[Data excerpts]
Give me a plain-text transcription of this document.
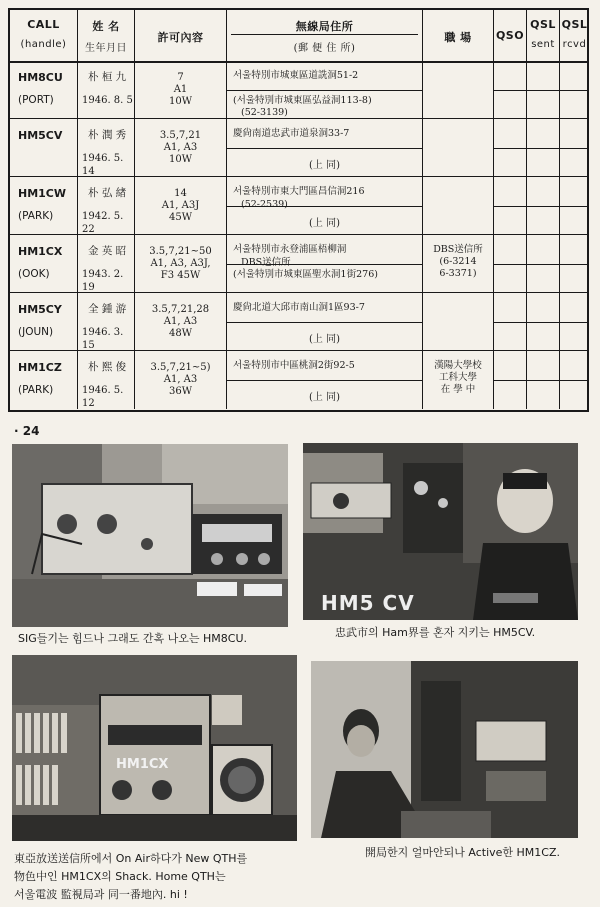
CALL
(handle)
姓 名
生年月日
許可內容
無線局住所
(郵 便 住 所)
職 場	QSO
QSL
sent
QSL
rcvd
HM8CU
(PORT)
朴 桓 九
1946. 8. 5
7
A1
10W
서울特別市城東區道詵洞51-2
(서울特別市城東區弘益洞113-8)
(52-3139)
HM5CV 朴 潤 秀
1946. 5. 14
3.5,7,21
A1, A3
10W
慶尙南道忠武市道泉洞33-7
(上 同)
HM1CW
(PARK)
朴 弘 緖
1942. 5. 22
14
A1, A3J
45W
서울特別市東大門區昌信洞216
(52-2539)
(上 同)
HM1CX
(OOK)
金 英 昭
1943. 2. 19
3.5,7,21~50
A1, A3, A3J,
F3 45W
서울特別市永登浦區梧柳洞
DBS送信所
(서울特別市城東區聖水洞1街276)
DBS送信所
(6-3214
6-3371)
HM5CY
(JOUN)
全 鍾 游
1946. 3. 15
3.5,7,21,28
A1, A3
48W
慶尙北道大邱市南山洞1區93-7
(上 同)
HM1CZ
(PARK)
朴 熙 俊
1946. 5. 12
3.5,7,21~5)
A1, A3
36W
서울特別市中區桃洞2街92-5
(上 同)
漢陽大學校
工科大學
在 學 中
· 24
SIG들기는 힘드나 그래도 간혹 나오는 HM8CU.
HM5 CV
忠武市의 Ham界를 혼자 지키는 HM5CV.
HM1CX
東亞放送送信所에서 On Air하다가 New QTH를
物色中인 HM1CX의 Shack. Home QTH는
서울電波 監視局과 同一番地內. hi !
開局한지 얼마안되나 Active한 HM1CZ.
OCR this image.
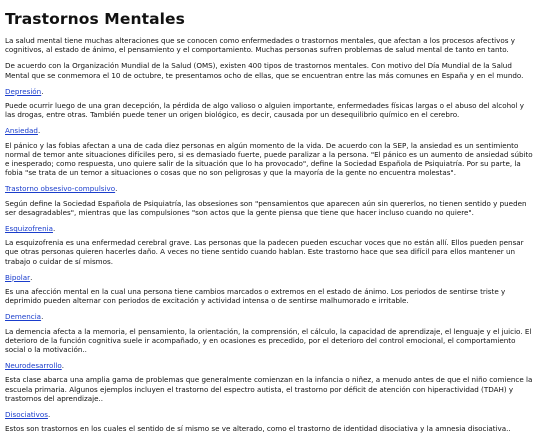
Trastornos Mentales

La salud mental tiene muchas alteraciones que se conocen como enfermedades o trastornos mentales, que afectan a los procesos afectivos y cognitivos, al estado de ánimo, el pensamiento y el comportamiento. Muchas personas sufren problemas de salud mental de tanto en tanto.

De acuerdo con la Organización Mundial de la Salud (OMS), existen 400 tipos de trastornos mentales. Con motivo del Día Mundial de la Salud Mental que se conmemora el 10 de octubre, te presentamos ocho de ellas, que se encuentran entre las más comunes en España y en el mundo.

Depresión.

Puede ocurrir luego de una gran decepción, la pérdida de algo valioso o alguien importante, enfermedades físicas largas o el abuso del alcohol y las drogas, entre otras. También puede tener un origen biológico, es decir, causada por un desequilibrio químico en el cerebro.

Ansiedad.

El pánico y las fobias afectan a una de cada diez personas en algún momento de la vida. De acuerdo con la SEP, la ansiedad es un sentimiento normal de temor ante situaciones difíciles pero, si es demasiado fuerte, puede paralizar a la persona. "El pánico es un aumento de ansiedad súbito e inesperado; como respuesta, uno quiere salir de la situación que lo ha provocado", define la Sociedad Española de Psiquiatría. Por su parte, la fobia "se trata de un temor a situaciones o cosas que no son peligrosas y que la mayoría de la gente no encuentra molestas".

Trastorno obsesivo-compulsivo.

Según define la Sociedad Española de Psiquiatría, las obsesiones son "pensamientos que aparecen aún sin quererlos, no tienen sentido y pueden ser desagradables", mientras que las compulsiones "son actos que la gente piensa que tiene que hacer incluso cuando no quiere".

Esquizofrenia.

La esquizofrenia es una enfermedad cerebral grave. Las personas que la padecen pueden escuchar voces que no están allí. Ellos pueden pensar que otras personas quieren hacerles daño. A veces no tiene sentido cuando hablan. Este trastorno hace que sea difícil para ellos mantener un trabajo o cuidar de sí mismos.

Bipolar.

Es una afección mental en la cual una persona tiene cambios marcados o extremos en el estado de ánimo. Los periodos de sentirse triste y deprimido pueden alternar con periodos de excitación y actividad intensa o de sentirse malhumorado e irritable.

Demencia.

La demencia afecta a la memoria, el pensamiento, la orientación, la comprensión, el cálculo, la capacidad de aprendizaje, el lenguaje y el juicio. El deterioro de la función cognitiva suele ir acompañado, y en ocasiones es precedido, por el deterioro del control emocional, el comportamiento social o la motivación..

Neurodesarrollo.

Esta clase abarca una amplia gama de problemas que generalmente comienzan en la infancia o niñez, a menudo antes de que el niño comience la escuela primaria. Algunos ejemplos incluyen el trastorno del espectro autista, el trastorno por déficit de atención con hiperactividad (TDAH) y trastornos del aprendizaje..

Disociativos.

Estos son trastornos en los cuales el sentido de sí mismo se ve alterado, como el trastorno de identidad disociativa y la amnesia disociativa..
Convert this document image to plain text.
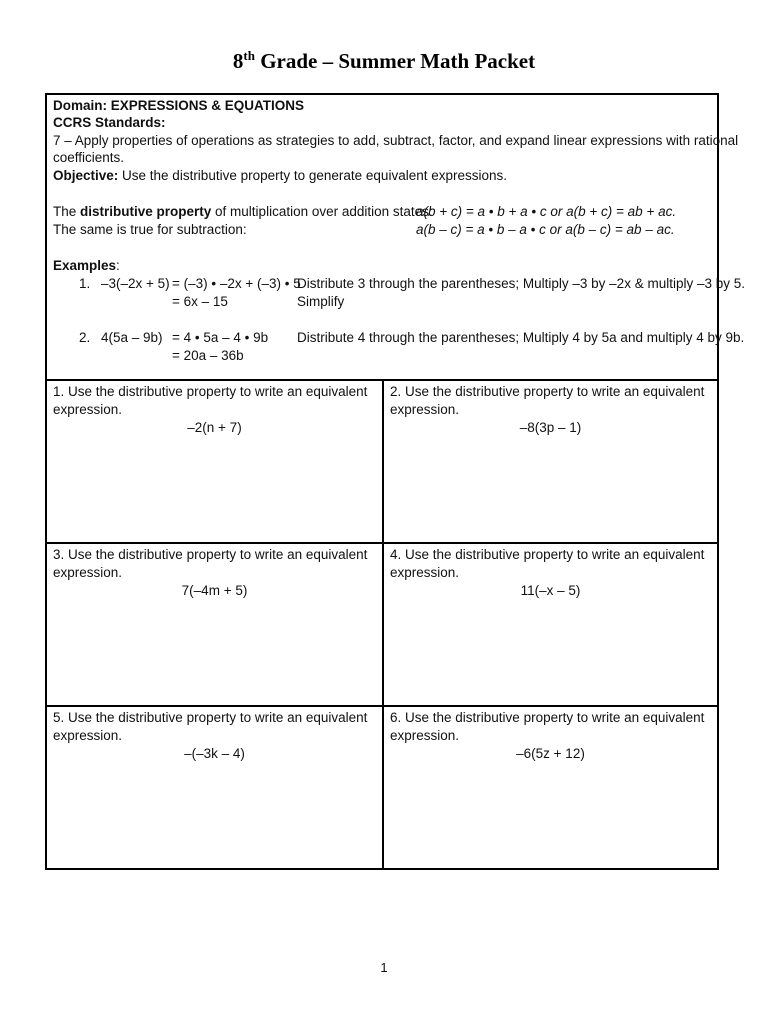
8th Grade – Summer Math Packet
Domain: EXPRESSIONS & EQUATIONS
CCRS Standards:
7 – Apply properties of operations as strategies to add, subtract, factor, and expand linear expressions with rational
coefficients.
Objective: Use the distributive property to generate equivalent expressions.
The distributive property of multiplication over addition states:
a(b + c) = a • b + a • c or a(b + c) = ab + ac.
The same is true for subtraction:	a(b – c) = a • b – a • c or a(b – c) = ab – ac.
Examples:
1. –3(–2x + 5) = (–3) • –2x + (–3) • 5
= 6x – 15
Distribute 3 through the parentheses; Multiply –3 by –2x & multiply –3 by 5.
Simplify
2. 4(5a – 9b) = 4 • 5a – 4 • 9b
= 20a – 36b
Distribute 4 through the parentheses; Multiply 4 by 5a and multiply 4 by 9b.
1. Use the distributive property to write an equivalent expression.
–2(n + 7)
2. Use the distributive property to write an equivalent expression.
–8(3p – 1)
3. Use the distributive property to write an equivalent expression.
7(–4m + 5)
4. Use the distributive property to write an equivalent expression.
11(–x – 5)
5. Use the distributive property to write an equivalent expression.
–(–3k – 4)
6. Use the distributive property to write an equivalent expression.
–6(5z + 12)
1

### What you will do
Do not include the images; transcribe the rest of the listing exactly.

### Result of this exercise
Give me a plain-text transcription of this document.
CALL
(handle)
姓 名
生年月日
許可內容
無線局住所
(郵 便 住 所)
職 場	QSO
QSL
sent
QSL
rcvd
HM8CU
(PORT)
朴 桓 九
1946. 8. 5
7
A1
10W
서울特別市城東區道詵洞51-2
(서울特別市城東區弘益洞113-8)
(52-3139)
HM5CV 朴 潤 秀
1946. 5. 14
3.5,7,21
A1, A3
10W
慶尙南道忠武市道泉洞33-7
(上 同)
HM1CW
(PARK)
朴 弘 緖
1942. 5. 22
14
A1, A3J
45W
서울特別市東大門區昌信洞216
(52-2539)
(上 同)
HM1CX
(OOK)
金 英 昭
1943. 2. 19
3.5,7,21~50
A1, A3, A3J,
F3 45W
서울特別市永登浦區梧柳洞
DBS送信所
(서울特別市城東區聖水洞1街276)
DBS送信所
(6-3214
6-3371)
HM5CY
(JOUN)
全 鍾 游
1946. 3. 15
3.5,7,21,28
A1, A3
48W
慶尙北道大邱市南山洞1區93-7
(上 同)
HM1CZ
(PARK)
朴 熙 俊
1946. 5. 12
3.5,7,21~5)
A1, A3
36W
서울特別市中區桃洞2街92-5
(上 同)
漢陽大學校
工科大學
在 學 中
· 24
SIG들기는 힘드나 그래도 간혹 나오는 HM8CU.
HM5 CV
忠武市의 Ham界를 혼자 지키는 HM5CV.
HM1CX
東亞放送送信所에서 On Air하다가 New QTH를
物色中인 HM1CX의 Shack. Home QTH는
서울電波 監視局과 同一番地內. hi !
開局한지 얼마안되나 Active한 HM1CZ.
OCR this image.
Trastornos Mentales

La salud mental tiene muchas alteraciones que se conocen como enfermedades o trastornos mentales, que afectan a los procesos afectivos y cognitivos, al estado de ánimo, el pensamiento y el comportamiento. Muchas personas sufren problemas de salud mental de tanto en tanto.

De acuerdo con la Organización Mundial de la Salud (OMS), existen 400 tipos de trastornos mentales. Con motivo del Día Mundial de la Salud Mental que se conmemora el 10 de octubre, te presentamos ocho de ellas, que se encuentran entre las más comunes en España y en el mundo.

Depresión.

Puede ocurrir luego de una gran decepción, la pérdida de algo valioso o alguien importante, enfermedades físicas largas o el abuso del alcohol y las drogas, entre otras. También puede tener un origen biológico, es decir, causada por un desequilibrio químico en el cerebro.

Ansiedad.

El pánico y las fobias afectan a una de cada diez personas en algún momento de la vida. De acuerdo con la SEP, la ansiedad es un sentimiento normal de temor ante situaciones difíciles pero, si es demasiado fuerte, puede paralizar a la persona. "El pánico es un aumento de ansiedad súbito e inesperado; como respuesta, uno quiere salir de la situación que lo ha provocado", define la Sociedad Española de Psiquiatría. Por su parte, la fobia "se trata de un temor a situaciones o cosas que no son peligrosas y que la mayoría de la gente no encuentra molestas".

Trastorno obsesivo-compulsivo.

Según define la Sociedad Española de Psiquiatría, las obsesiones son "pensamientos que aparecen aún sin quererlos, no tienen sentido y pueden ser desagradables", mientras que las compulsiones "son actos que la gente piensa que tiene que hacer incluso cuando no quiere".

Esquizofrenia.

La esquizofrenia es una enfermedad cerebral grave. Las personas que la padecen pueden escuchar voces que no están allí. Ellos pueden pensar que otras personas quieren hacerles daño. A veces no tiene sentido cuando hablan. Este trastorno hace que sea difícil para ellos mantener un trabajo o cuidar de sí mismos.

Bipolar.

Es una afección mental en la cual una persona tiene cambios marcados o extremos en el estado de ánimo. Los periodos de sentirse triste y deprimido pueden alternar con periodos de excitación y actividad intensa o de sentirse malhumorado e irritable.

Demencia.

La demencia afecta a la memoria, el pensamiento, la orientación, la comprensión, el cálculo, la capacidad de aprendizaje, el lenguaje y el juicio. El deterioro de la función cognitiva suele ir acompañado, y en ocasiones es precedido, por el deterioro del control emocional, el comportamiento social o la motivación..

Neurodesarrollo.

Esta clase abarca una amplia gama de problemas que generalmente comienzan en la infancia o niñez, a menudo antes de que el niño comience la escuela primaria. Algunos ejemplos incluyen el trastorno del espectro autista, el trastorno por déficit de atención con hiperactividad (TDAH) y trastornos del aprendizaje..

Disociativos.

Estos son trastornos en los cuales el sentido de sí mismo se ve alterado, como el trastorno de identidad disociativa y la amnesia disociativa..
Convert this document image to plain text.
8th Grade – Summer Math Packet
Domain: EXPRESSIONS & EQUATIONS
CCRS Standards:
7 – Apply properties of operations as strategies to add, subtract, factor, and expand linear expressions with rational
coefficients.
Objective: Use the distributive property to generate equivalent expressions.
The distributive property of multiplication over addition states:
a(b + c) = a • b + a • c or a(b + c) = ab + ac.
The same is true for subtraction:	a(b – c) = a • b – a • c or a(b – c) = ab – ac.
Examples:
1. –3(–2x + 5) = (–3) • –2x + (–3) • 5
= 6x – 15
Distribute 3 through the parentheses; Multiply –3 by –2x & multiply –3 by 5.
Simplify
2. 4(5a – 9b) = 4 • 5a – 4 • 9b
= 20a – 36b
Distribute 4 through the parentheses; Multiply 4 by 5a and multiply 4 by 9b.
1. Use the distributive property to write an equivalent expression.
–2(n + 7)
2. Use the distributive property to write an equivalent expression.
–8(3p – 1)
3. Use the distributive property to write an equivalent expression.
7(–4m + 5)
4. Use the distributive property to write an equivalent expression.
11(–x – 5)
5. Use the distributive property to write an equivalent expression.
–(–3k – 4)
6. Use the distributive property to write an equivalent expression.
–6(5z + 12)
1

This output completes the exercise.